Stated problem — In the 2024 U Sports football season page below, please list every championship named under the "Playoffs" heading.

──────── Page extract

- League: U Sports
- Sport: Canadian football
- Duration: August 23, 2024 – October 26, 2024

Playoffs
- Hardy Cup champions: Regina
- Yates Cup champions: Wilfrid Laurier
- Dunsmore Cup champions: Laval
- Loney Bowl champions: Bishop's
- Mitchell Bowl champions: Laval
- Uteck Bowl champions: Wilfrid Laurier

Vanier Cup
- Date: November 23, 2024
- Venue: Richardson Memorial Stadium (Kingston, Ontario)
- Champions: Laval Rouge et Or

Seasons
- 20232025

= 2024 U Sports football season =

The 2024 U Sports football season began on August 23, 2024, with the defending champion Montreal Carabins hosting the Sherbrooke Vert et Or. On the following day, four Atlantic University Sport teams and six Ontario University Athletics teams opened their schedules on August 24, 2024. The Canada West conference began their season one week later on August 30.

The conference championships were played on the weekend of November 9, 2024, and the season ended on November 23, 2024 with the 59th Vanier Cup championship. The Vanier Cup game was held at Richardson Memorial Stadium in Kingston, Ontario for the second consecutive year. 27 university teams in Canada played U Sports football, the highest level of amateur Canadian football.

Manitoba kicker Maya Turner became the first woman to be named an all-star in U Sports football when she was named to the Canada West all-star team. She made 14 of 18 field goal attempts for the team, and made all her conversions.

────────────────
──────── Information supplied

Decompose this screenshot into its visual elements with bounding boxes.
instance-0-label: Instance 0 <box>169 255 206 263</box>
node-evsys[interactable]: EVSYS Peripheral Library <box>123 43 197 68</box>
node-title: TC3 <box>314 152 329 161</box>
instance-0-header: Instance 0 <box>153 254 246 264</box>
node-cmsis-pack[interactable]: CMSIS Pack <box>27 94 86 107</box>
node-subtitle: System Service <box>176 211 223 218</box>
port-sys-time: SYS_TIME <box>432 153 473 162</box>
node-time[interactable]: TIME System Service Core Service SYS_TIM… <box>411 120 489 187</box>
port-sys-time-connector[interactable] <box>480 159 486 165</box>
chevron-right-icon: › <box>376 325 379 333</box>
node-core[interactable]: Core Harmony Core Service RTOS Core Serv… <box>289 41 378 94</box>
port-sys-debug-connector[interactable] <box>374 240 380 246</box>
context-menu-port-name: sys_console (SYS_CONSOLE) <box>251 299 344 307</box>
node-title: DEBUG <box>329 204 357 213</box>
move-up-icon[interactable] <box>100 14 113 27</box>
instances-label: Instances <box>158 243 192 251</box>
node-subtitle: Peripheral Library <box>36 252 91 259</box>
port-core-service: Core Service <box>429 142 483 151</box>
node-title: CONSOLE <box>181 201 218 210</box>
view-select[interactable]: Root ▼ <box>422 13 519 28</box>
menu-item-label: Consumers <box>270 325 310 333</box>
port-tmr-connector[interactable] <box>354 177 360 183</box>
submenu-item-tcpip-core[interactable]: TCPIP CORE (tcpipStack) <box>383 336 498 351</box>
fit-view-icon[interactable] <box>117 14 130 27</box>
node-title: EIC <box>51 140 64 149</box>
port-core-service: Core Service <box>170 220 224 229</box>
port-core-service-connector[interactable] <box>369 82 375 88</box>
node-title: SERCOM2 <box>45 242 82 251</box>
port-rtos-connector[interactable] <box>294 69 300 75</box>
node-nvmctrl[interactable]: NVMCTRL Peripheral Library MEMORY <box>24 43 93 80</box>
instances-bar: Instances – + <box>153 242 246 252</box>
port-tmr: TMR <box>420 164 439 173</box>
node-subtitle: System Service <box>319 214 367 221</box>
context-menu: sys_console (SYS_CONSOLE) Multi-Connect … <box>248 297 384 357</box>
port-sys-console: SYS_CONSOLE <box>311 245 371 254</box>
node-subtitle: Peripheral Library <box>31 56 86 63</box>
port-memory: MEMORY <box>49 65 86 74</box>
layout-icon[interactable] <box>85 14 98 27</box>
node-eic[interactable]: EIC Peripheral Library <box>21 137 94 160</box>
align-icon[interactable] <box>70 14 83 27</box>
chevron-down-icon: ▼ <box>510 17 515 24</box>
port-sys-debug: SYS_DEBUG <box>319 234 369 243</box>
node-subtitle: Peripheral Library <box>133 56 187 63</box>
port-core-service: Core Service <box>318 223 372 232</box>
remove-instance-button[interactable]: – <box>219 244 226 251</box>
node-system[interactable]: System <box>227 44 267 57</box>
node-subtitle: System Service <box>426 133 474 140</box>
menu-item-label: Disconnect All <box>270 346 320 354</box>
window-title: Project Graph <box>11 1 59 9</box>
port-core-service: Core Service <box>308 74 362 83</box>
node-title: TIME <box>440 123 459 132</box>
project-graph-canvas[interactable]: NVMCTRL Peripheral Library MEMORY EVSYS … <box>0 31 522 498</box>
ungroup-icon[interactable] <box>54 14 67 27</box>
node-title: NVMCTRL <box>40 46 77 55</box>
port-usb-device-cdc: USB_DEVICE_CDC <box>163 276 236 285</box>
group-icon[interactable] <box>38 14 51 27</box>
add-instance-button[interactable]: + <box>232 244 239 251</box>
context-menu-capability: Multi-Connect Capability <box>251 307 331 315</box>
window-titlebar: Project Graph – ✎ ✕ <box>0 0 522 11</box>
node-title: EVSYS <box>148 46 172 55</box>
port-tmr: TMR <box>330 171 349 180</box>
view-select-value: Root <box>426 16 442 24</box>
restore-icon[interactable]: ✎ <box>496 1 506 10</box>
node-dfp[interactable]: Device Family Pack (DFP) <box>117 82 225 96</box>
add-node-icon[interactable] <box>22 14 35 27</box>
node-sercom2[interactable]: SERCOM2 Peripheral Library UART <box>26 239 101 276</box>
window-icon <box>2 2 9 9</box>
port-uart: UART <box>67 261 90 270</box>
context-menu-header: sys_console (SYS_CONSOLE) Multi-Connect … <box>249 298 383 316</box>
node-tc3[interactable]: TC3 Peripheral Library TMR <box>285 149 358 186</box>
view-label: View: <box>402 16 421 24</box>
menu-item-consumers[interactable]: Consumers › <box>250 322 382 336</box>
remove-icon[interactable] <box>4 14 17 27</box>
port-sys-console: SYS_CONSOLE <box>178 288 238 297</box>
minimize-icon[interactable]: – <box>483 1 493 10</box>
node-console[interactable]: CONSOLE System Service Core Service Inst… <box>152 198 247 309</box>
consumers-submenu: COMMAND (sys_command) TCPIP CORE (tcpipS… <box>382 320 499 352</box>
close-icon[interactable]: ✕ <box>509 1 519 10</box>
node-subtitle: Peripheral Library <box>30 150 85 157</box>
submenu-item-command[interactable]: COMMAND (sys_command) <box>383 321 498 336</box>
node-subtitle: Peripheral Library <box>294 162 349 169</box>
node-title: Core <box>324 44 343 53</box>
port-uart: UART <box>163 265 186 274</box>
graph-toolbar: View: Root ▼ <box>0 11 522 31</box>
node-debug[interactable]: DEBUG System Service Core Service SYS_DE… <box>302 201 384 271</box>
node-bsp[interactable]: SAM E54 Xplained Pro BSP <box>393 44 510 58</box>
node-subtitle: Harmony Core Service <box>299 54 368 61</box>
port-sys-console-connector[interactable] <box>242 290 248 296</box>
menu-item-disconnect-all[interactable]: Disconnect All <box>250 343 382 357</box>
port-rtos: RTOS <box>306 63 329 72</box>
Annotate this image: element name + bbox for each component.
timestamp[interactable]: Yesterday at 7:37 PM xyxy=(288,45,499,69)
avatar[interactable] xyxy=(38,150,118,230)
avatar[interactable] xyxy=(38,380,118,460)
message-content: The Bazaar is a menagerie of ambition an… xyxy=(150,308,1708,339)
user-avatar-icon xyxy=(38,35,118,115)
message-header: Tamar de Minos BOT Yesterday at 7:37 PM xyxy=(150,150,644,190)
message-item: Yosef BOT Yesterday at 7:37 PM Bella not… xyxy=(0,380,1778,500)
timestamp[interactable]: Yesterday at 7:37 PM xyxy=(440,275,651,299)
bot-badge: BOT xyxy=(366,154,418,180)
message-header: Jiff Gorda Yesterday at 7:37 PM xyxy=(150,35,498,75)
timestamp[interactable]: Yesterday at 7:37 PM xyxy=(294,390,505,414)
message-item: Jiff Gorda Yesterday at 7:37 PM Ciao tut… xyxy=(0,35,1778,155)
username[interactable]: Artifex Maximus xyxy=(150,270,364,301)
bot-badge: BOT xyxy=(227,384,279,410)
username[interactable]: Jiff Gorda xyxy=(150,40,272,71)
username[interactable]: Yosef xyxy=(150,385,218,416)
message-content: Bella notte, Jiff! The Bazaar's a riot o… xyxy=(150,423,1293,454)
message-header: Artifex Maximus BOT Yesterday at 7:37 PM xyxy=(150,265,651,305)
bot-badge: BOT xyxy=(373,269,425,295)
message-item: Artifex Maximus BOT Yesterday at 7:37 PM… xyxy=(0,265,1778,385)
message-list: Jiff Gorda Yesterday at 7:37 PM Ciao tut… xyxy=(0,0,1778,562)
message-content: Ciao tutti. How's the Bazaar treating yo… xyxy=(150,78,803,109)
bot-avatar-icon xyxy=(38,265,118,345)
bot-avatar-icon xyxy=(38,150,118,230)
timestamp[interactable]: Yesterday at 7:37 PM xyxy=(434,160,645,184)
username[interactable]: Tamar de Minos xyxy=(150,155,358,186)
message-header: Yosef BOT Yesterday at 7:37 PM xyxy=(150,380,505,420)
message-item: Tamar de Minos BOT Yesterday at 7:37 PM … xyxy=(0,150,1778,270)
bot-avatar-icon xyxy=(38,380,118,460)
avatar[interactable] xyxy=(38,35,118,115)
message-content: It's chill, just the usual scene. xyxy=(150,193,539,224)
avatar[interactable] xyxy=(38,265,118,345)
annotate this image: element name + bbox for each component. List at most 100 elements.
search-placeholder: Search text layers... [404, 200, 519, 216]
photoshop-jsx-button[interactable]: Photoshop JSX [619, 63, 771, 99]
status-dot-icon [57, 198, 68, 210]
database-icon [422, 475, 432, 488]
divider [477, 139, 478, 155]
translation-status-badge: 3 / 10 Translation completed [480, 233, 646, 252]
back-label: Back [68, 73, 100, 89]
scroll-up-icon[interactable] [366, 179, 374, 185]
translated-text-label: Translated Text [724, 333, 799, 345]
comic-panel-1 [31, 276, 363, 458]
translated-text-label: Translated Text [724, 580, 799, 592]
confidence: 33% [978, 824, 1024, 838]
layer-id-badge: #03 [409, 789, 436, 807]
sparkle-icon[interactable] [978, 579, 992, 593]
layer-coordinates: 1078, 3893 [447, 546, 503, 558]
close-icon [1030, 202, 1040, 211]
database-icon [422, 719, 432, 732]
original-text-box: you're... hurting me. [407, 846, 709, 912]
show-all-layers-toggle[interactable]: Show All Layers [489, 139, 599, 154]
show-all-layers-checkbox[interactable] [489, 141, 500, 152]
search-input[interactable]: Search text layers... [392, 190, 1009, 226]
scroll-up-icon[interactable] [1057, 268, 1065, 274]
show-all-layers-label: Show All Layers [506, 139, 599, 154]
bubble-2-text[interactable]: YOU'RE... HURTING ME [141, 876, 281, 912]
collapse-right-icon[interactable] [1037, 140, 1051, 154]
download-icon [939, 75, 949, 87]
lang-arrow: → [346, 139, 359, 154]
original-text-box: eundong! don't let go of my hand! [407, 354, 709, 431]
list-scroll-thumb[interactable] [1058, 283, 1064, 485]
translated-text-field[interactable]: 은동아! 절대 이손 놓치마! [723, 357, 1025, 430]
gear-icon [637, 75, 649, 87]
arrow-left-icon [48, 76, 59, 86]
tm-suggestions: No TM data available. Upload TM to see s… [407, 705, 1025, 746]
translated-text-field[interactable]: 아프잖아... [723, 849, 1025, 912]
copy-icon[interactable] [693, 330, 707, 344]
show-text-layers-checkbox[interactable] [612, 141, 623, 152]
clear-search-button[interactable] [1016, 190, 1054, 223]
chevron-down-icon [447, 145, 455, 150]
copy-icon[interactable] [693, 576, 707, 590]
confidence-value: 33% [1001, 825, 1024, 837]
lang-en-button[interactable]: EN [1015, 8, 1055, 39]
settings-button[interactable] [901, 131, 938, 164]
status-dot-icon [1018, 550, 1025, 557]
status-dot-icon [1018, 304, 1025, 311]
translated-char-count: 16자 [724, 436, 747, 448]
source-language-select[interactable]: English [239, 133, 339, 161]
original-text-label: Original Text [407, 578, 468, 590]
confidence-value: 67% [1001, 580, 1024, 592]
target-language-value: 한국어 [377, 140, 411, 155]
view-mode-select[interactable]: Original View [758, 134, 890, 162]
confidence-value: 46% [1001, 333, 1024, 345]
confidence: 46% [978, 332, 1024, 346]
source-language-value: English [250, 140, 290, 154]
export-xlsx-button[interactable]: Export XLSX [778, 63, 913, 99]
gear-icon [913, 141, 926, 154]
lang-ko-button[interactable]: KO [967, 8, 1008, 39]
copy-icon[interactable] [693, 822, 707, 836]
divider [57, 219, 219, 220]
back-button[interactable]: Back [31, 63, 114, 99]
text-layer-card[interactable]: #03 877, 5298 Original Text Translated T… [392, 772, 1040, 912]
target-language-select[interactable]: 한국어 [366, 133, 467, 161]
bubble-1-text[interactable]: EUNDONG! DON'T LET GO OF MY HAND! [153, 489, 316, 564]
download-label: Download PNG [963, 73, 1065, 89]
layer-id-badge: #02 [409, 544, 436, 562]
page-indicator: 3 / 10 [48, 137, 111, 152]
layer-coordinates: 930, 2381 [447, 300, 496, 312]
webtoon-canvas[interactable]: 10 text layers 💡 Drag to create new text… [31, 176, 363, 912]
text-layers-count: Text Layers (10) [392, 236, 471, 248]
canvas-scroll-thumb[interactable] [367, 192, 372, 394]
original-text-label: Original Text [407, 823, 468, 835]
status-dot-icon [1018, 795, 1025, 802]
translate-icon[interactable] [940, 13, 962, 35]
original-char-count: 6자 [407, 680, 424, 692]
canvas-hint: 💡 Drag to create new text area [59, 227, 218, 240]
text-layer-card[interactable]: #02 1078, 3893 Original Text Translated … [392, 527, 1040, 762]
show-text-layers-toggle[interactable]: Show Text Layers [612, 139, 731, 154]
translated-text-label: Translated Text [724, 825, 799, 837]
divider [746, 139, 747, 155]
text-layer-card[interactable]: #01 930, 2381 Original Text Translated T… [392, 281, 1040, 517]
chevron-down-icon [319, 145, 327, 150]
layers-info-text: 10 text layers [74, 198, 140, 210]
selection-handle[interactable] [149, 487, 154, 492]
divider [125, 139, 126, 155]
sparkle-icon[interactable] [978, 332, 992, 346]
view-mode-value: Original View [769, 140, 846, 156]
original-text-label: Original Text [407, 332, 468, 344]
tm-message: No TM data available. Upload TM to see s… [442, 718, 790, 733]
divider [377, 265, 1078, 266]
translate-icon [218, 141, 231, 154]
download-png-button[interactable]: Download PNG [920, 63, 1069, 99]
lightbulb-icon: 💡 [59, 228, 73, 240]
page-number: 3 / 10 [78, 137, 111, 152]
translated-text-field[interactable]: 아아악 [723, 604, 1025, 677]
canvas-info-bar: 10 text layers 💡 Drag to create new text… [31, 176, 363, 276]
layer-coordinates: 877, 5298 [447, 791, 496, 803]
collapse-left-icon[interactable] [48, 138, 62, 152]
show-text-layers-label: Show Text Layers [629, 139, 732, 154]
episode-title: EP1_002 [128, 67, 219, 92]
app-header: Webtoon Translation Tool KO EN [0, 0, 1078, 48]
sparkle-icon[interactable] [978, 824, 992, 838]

────────────────

Full response — Hardy Cup, Yates Cup, Dunsmore Cup, Loney Bowl, Mitchell Bowl, Uteck Bowl